> **Exercise instructions**
Copy each line of the material below that includes the string "color".

> **Extracted data**

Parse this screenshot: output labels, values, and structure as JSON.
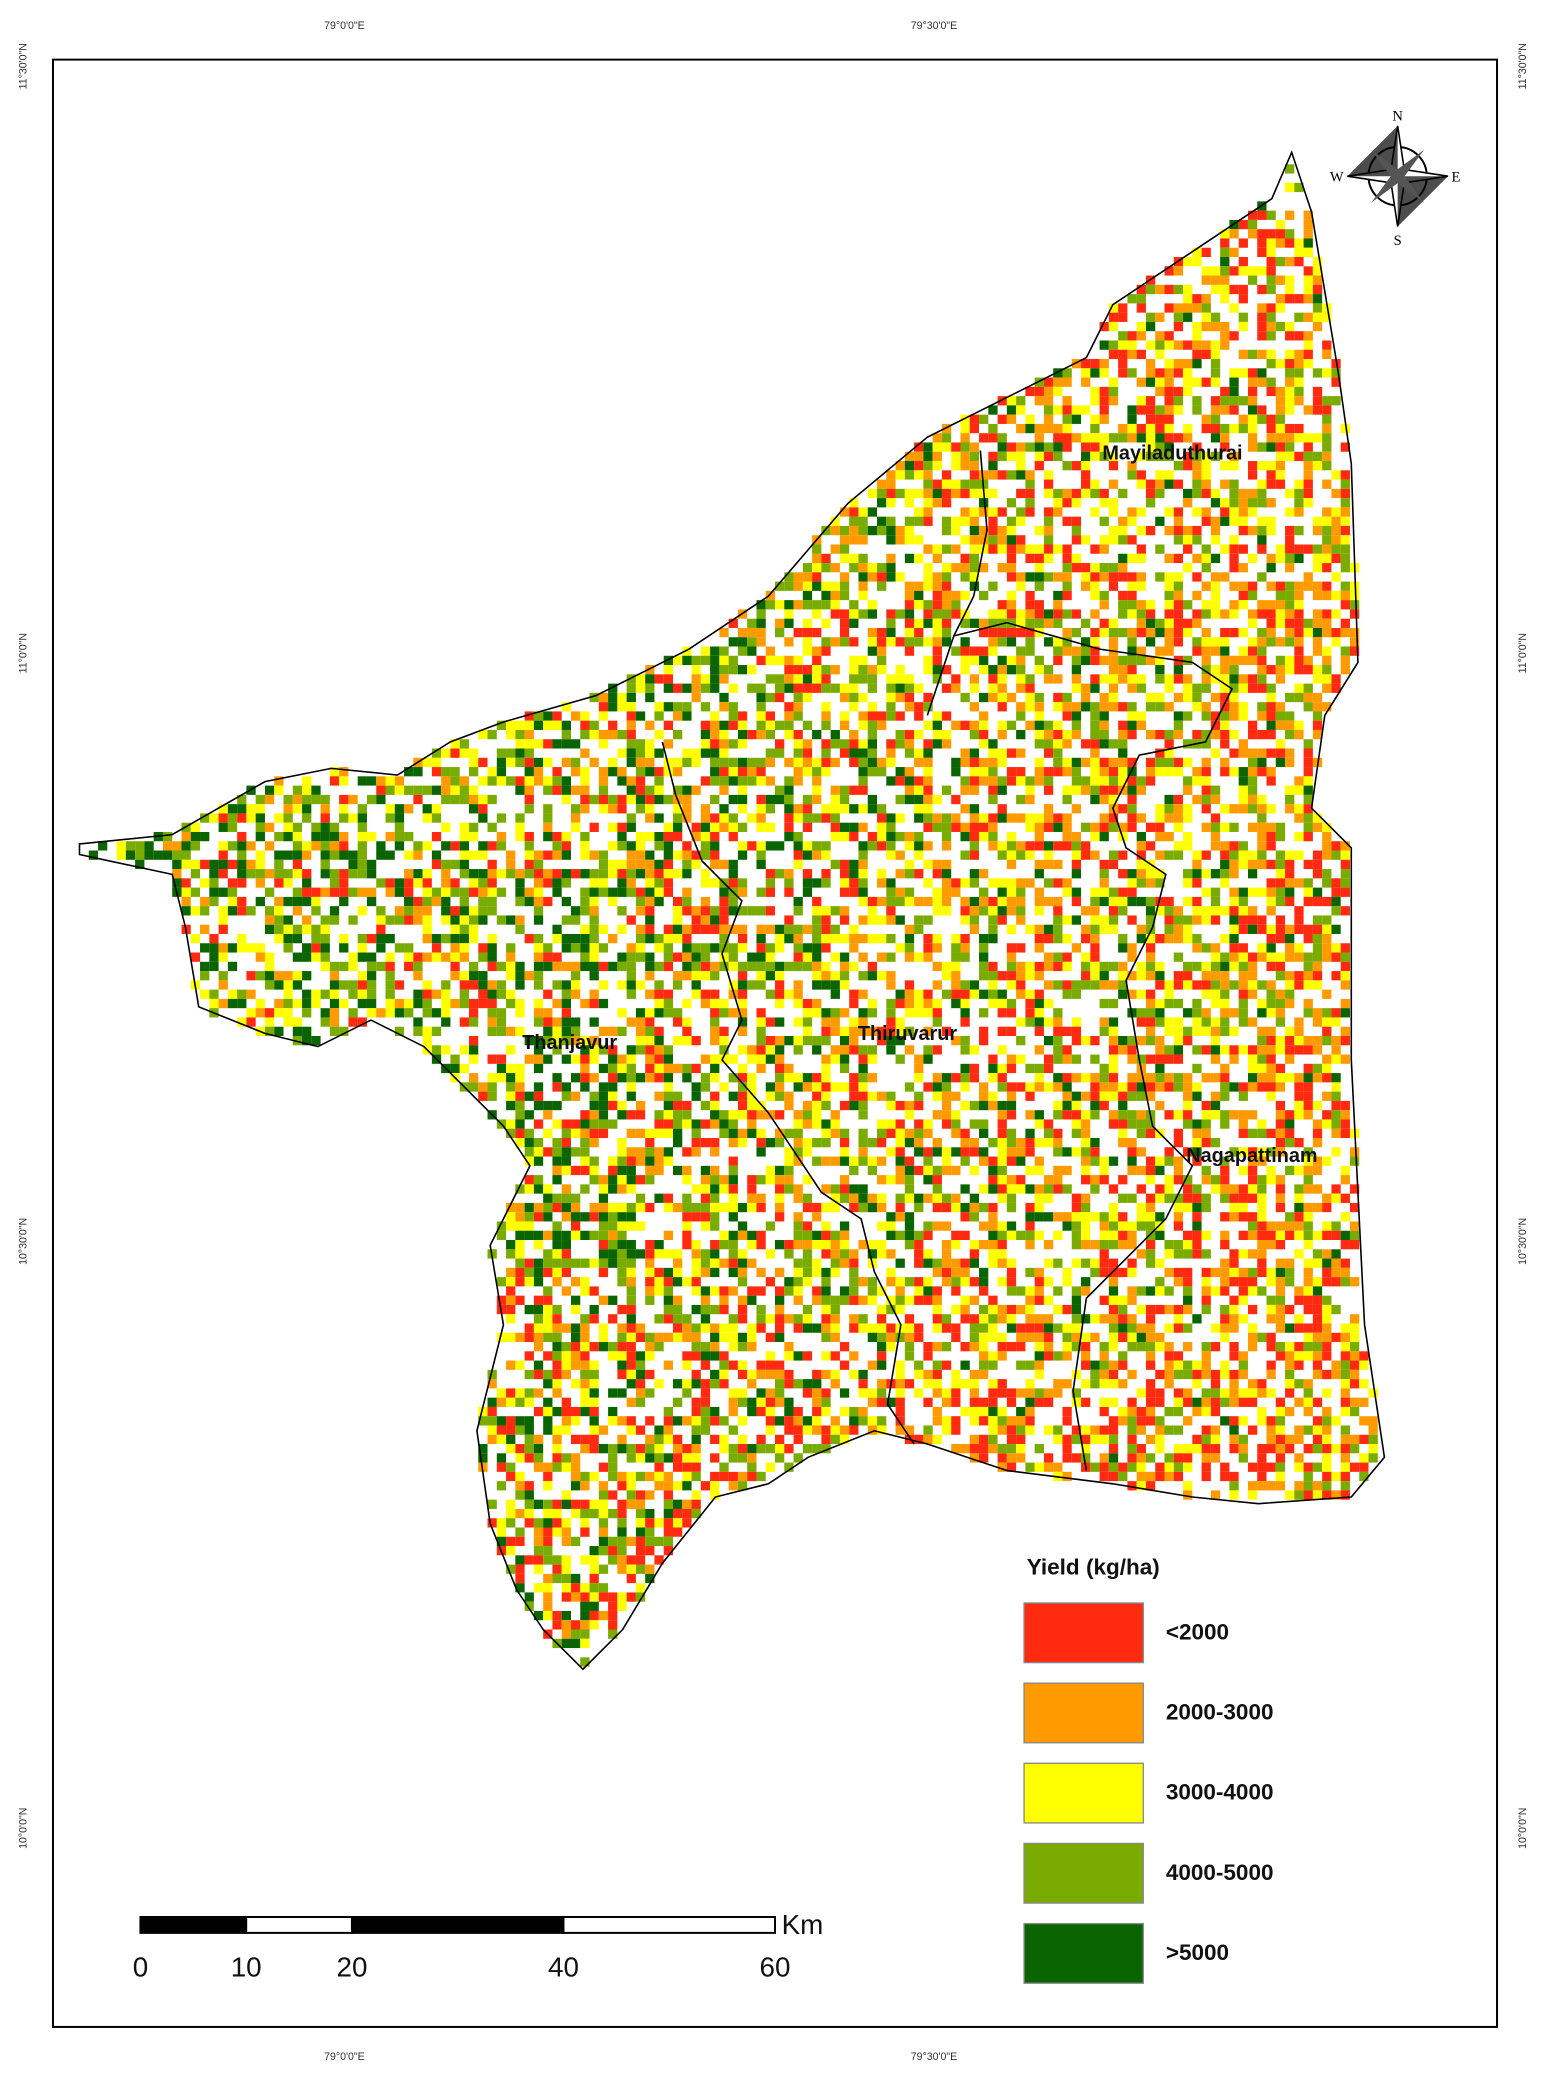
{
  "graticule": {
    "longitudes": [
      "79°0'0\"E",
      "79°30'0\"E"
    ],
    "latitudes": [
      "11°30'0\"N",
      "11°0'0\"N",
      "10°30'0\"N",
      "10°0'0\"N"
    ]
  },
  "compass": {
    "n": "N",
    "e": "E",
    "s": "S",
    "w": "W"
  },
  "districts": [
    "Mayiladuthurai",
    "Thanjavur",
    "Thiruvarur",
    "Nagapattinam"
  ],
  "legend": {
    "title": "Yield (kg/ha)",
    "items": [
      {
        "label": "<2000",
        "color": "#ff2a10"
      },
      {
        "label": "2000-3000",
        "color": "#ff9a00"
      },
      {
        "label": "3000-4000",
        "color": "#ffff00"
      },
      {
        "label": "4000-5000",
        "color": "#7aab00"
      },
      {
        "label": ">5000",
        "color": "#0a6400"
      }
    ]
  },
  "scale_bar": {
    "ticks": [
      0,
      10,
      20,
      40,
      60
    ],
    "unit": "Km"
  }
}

> **Solution below**
        "color": "#ff2a10"
        "color": "#ff9a00"
        "color": "#ffff00"
        "color": "#7aab00"
        "color": "#0a6400"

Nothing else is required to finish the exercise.